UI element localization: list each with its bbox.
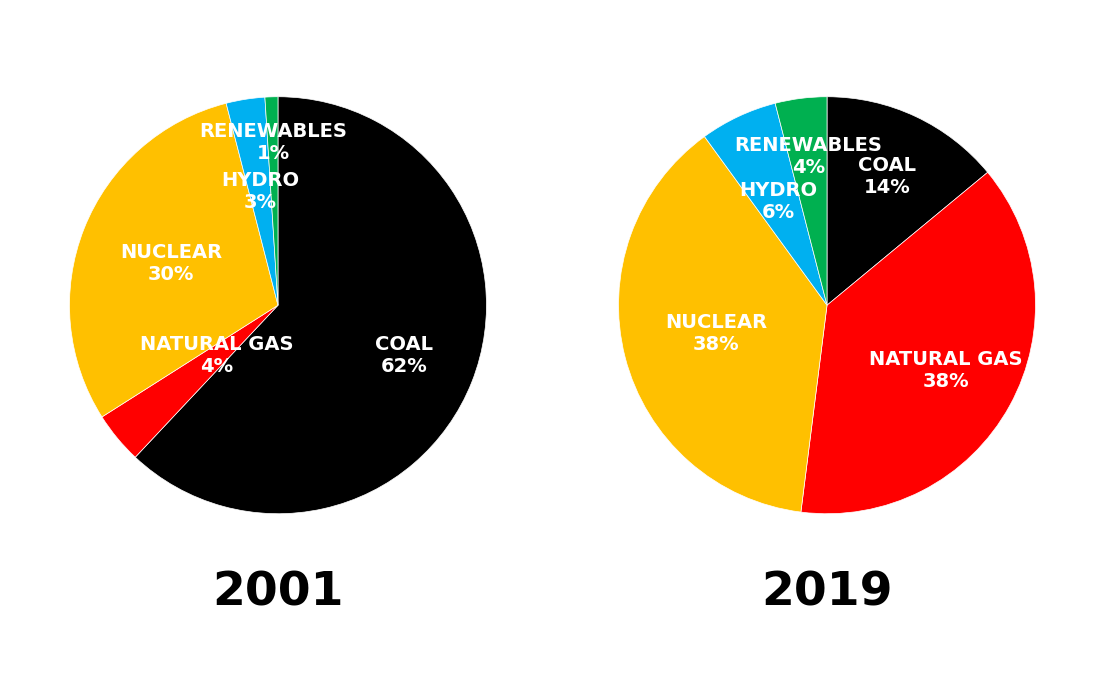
Text: COAL
62%: COAL 62% — [375, 334, 433, 376]
Text: NUCLEAR
30%: NUCLEAR 30% — [120, 242, 222, 283]
Text: NUCLEAR
38%: NUCLEAR 38% — [665, 313, 767, 354]
Wedge shape — [135, 97, 486, 513]
Text: 2001: 2001 — [212, 571, 344, 615]
Wedge shape — [776, 97, 827, 306]
Wedge shape — [265, 97, 278, 306]
Text: 2019: 2019 — [761, 571, 893, 615]
Text: COAL
14%: COAL 14% — [859, 156, 916, 197]
Wedge shape — [801, 172, 1035, 513]
Text: HYDRO
3%: HYDRO 3% — [221, 172, 299, 213]
Wedge shape — [619, 137, 827, 512]
Text: NATURAL GAS
38%: NATURAL GAS 38% — [869, 350, 1022, 391]
Wedge shape — [70, 103, 278, 417]
Text: RENEWABLES
4%: RENEWABLES 4% — [734, 136, 882, 177]
Text: HYDRO
6%: HYDRO 6% — [739, 181, 818, 222]
Wedge shape — [227, 97, 278, 306]
Text: RENEWABLES
1%: RENEWABLES 1% — [199, 122, 347, 163]
Wedge shape — [827, 97, 988, 306]
Wedge shape — [705, 103, 827, 306]
Text: NATURAL GAS
4%: NATURAL GAS 4% — [140, 335, 294, 376]
Wedge shape — [102, 306, 278, 457]
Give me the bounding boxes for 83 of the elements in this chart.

━━━━

▶ [Task directions]:
Can you reproduce the material above word for word, leaving out any picture?

▶ [Solution below]:
UI element localization: list each with its bbox.
Text: COAL
62%: COAL 62% — [375, 334, 433, 376]
Text: NUCLEAR
30%: NUCLEAR 30% — [120, 242, 222, 283]
Text: NUCLEAR
38%: NUCLEAR 38% — [665, 313, 767, 354]
Wedge shape — [135, 97, 486, 513]
Text: 2001: 2001 — [212, 571, 344, 615]
Wedge shape — [776, 97, 827, 306]
Wedge shape — [265, 97, 278, 306]
Text: 2019: 2019 — [761, 571, 893, 615]
Text: COAL
14%: COAL 14% — [859, 156, 916, 197]
Wedge shape — [801, 172, 1035, 513]
Text: HYDRO
3%: HYDRO 3% — [221, 172, 299, 213]
Wedge shape — [619, 137, 827, 512]
Text: NATURAL GAS
38%: NATURAL GAS 38% — [869, 350, 1022, 391]
Wedge shape — [70, 103, 278, 417]
Text: RENEWABLES
4%: RENEWABLES 4% — [734, 136, 882, 177]
Text: HYDRO
6%: HYDRO 6% — [739, 181, 818, 222]
Wedge shape — [227, 97, 278, 306]
Text: RENEWABLES
1%: RENEWABLES 1% — [199, 122, 347, 163]
Wedge shape — [827, 97, 988, 306]
Wedge shape — [705, 103, 827, 306]
Text: NATURAL GAS
4%: NATURAL GAS 4% — [140, 335, 294, 376]
Wedge shape — [102, 306, 278, 457]
Give me the bounding boxes for 83 of the elements in this chart.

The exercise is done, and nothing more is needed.